◆ Records provided:
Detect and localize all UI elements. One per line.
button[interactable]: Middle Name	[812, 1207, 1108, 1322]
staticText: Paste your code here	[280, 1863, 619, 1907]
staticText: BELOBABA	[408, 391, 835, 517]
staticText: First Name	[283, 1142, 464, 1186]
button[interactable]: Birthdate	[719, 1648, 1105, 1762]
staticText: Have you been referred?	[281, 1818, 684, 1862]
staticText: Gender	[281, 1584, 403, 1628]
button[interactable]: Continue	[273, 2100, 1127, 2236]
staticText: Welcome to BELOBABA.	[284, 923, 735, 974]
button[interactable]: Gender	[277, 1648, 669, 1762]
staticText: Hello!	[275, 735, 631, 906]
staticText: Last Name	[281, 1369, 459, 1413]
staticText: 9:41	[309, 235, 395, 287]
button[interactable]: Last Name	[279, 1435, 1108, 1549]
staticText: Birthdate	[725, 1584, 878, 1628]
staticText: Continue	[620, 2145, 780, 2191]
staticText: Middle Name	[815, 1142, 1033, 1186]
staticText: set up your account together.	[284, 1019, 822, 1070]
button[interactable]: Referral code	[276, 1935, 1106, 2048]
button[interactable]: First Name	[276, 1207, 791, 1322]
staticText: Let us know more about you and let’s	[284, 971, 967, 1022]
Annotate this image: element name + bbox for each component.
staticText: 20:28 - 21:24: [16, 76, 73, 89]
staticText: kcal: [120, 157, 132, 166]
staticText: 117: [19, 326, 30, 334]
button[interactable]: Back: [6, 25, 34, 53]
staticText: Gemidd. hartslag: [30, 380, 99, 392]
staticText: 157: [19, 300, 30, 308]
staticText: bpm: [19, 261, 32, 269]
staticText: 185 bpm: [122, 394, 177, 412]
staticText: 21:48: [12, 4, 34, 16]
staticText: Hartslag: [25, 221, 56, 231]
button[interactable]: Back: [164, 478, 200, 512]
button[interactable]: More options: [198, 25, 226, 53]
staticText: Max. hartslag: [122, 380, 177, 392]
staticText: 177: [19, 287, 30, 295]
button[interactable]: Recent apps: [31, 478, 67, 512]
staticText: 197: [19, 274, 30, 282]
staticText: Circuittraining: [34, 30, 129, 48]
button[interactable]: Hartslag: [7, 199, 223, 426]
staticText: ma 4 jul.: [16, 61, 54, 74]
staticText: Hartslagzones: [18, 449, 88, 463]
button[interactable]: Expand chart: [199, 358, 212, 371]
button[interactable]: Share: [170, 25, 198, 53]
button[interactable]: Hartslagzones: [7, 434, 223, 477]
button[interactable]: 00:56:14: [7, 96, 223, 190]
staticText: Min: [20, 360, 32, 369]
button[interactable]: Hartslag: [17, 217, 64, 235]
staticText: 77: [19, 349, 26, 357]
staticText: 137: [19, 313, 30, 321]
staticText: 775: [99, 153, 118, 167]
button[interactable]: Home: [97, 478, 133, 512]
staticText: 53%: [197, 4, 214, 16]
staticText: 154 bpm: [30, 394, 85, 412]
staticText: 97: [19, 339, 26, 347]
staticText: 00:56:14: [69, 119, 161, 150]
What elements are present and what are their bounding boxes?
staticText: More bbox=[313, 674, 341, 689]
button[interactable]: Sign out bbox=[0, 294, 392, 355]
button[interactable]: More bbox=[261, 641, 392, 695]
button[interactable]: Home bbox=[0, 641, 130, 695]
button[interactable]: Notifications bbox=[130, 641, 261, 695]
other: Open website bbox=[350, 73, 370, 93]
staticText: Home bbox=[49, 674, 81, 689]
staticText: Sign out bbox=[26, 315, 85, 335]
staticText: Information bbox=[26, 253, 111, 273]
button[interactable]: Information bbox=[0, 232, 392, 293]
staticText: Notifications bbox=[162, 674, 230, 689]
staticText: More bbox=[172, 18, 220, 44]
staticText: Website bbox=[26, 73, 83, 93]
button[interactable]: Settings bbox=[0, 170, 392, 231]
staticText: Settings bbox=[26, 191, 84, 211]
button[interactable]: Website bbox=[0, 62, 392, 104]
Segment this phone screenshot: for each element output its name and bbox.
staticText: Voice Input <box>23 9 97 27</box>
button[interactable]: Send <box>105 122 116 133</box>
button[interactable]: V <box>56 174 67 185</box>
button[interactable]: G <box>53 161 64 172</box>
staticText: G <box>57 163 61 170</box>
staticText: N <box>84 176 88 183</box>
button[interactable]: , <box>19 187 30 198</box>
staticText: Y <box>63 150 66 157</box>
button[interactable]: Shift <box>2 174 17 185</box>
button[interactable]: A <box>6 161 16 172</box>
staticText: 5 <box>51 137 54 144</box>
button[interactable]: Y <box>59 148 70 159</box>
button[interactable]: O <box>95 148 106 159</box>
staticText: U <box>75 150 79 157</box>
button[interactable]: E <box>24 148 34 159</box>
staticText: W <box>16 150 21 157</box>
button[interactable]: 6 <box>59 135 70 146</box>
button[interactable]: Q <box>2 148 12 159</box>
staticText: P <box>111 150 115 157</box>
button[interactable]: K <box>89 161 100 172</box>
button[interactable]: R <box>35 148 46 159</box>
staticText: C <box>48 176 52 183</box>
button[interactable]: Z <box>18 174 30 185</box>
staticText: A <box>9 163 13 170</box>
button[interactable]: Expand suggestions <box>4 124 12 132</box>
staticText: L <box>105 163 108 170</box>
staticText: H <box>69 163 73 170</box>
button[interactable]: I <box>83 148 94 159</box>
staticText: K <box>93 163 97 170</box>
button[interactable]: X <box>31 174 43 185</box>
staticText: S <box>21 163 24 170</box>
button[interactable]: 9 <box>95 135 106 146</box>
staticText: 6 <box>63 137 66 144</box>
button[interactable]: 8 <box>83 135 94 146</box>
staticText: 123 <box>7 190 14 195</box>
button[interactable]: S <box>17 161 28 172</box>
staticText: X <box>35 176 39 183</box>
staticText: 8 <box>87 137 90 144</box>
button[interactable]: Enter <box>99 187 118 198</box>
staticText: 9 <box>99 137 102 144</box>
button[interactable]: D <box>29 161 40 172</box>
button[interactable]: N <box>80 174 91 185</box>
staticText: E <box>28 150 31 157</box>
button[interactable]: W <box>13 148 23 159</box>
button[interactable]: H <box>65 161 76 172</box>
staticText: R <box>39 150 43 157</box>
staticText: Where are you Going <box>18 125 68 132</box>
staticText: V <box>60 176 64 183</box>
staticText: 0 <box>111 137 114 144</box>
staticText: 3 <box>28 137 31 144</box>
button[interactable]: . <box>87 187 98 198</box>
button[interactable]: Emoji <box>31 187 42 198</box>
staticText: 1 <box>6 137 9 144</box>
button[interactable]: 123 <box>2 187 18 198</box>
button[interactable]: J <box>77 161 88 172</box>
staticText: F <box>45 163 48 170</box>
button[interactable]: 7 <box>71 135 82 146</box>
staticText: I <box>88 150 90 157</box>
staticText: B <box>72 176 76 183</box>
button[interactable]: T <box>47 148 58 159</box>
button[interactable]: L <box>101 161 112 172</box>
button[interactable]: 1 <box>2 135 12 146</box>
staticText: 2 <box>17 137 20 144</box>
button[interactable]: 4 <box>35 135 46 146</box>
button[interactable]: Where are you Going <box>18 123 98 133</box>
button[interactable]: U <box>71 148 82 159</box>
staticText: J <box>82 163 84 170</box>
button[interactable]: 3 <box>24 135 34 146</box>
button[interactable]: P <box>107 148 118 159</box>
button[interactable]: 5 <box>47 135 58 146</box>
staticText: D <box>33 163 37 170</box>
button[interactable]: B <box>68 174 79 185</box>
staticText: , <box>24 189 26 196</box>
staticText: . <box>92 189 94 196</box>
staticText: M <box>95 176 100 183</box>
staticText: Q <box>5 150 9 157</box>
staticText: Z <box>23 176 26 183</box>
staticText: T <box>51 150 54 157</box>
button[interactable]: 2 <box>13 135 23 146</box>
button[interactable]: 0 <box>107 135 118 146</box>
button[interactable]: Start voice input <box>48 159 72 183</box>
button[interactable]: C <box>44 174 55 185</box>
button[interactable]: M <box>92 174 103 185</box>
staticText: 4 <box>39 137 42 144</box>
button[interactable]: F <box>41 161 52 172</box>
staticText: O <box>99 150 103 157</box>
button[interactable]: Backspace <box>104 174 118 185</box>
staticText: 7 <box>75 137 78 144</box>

◆ What is required:
Switch "Birthdate" to "Date of Birth" in the stretch of rows from the start through the line that contains "staticText: Let us", and write out that stretch again with everything else left the same.

◆ Right answer:
Detect and localize all UI elements. One per line.
button[interactable]: Middle Name	[812, 1207, 1108, 1322]
staticText: Paste your code here	[280, 1863, 619, 1907]
staticText: BELOBABA	[408, 391, 835, 517]
staticText: First Name	[283, 1142, 464, 1186]
button[interactable]: Date of Birth	[719, 1648, 1105, 1762]
staticText: Have you been referred?	[281, 1818, 684, 1862]
staticText: Gender	[281, 1584, 403, 1628]
button[interactable]: Continue	[273, 2100, 1127, 2236]
staticText: Welcome to BELOBABA.	[284, 923, 735, 974]
button[interactable]: Gender	[277, 1648, 669, 1762]
staticText: Hello!	[275, 735, 631, 906]
staticText: Last Name	[281, 1369, 459, 1413]
staticText: 9:41	[309, 235, 395, 287]
button[interactable]: Last Name	[279, 1435, 1108, 1549]
staticText: Date of Birth	[725, 1584, 878, 1628]
staticText: Continue	[620, 2145, 780, 2191]
staticText: Middle Name	[815, 1142, 1033, 1186]
staticText: set up your account together.	[284, 1019, 822, 1070]
button[interactable]: Referral code	[276, 1935, 1106, 2048]
button[interactable]: First Name	[276, 1207, 791, 1322]
staticText: Let us know more about you and let’s	[284, 971, 967, 1022]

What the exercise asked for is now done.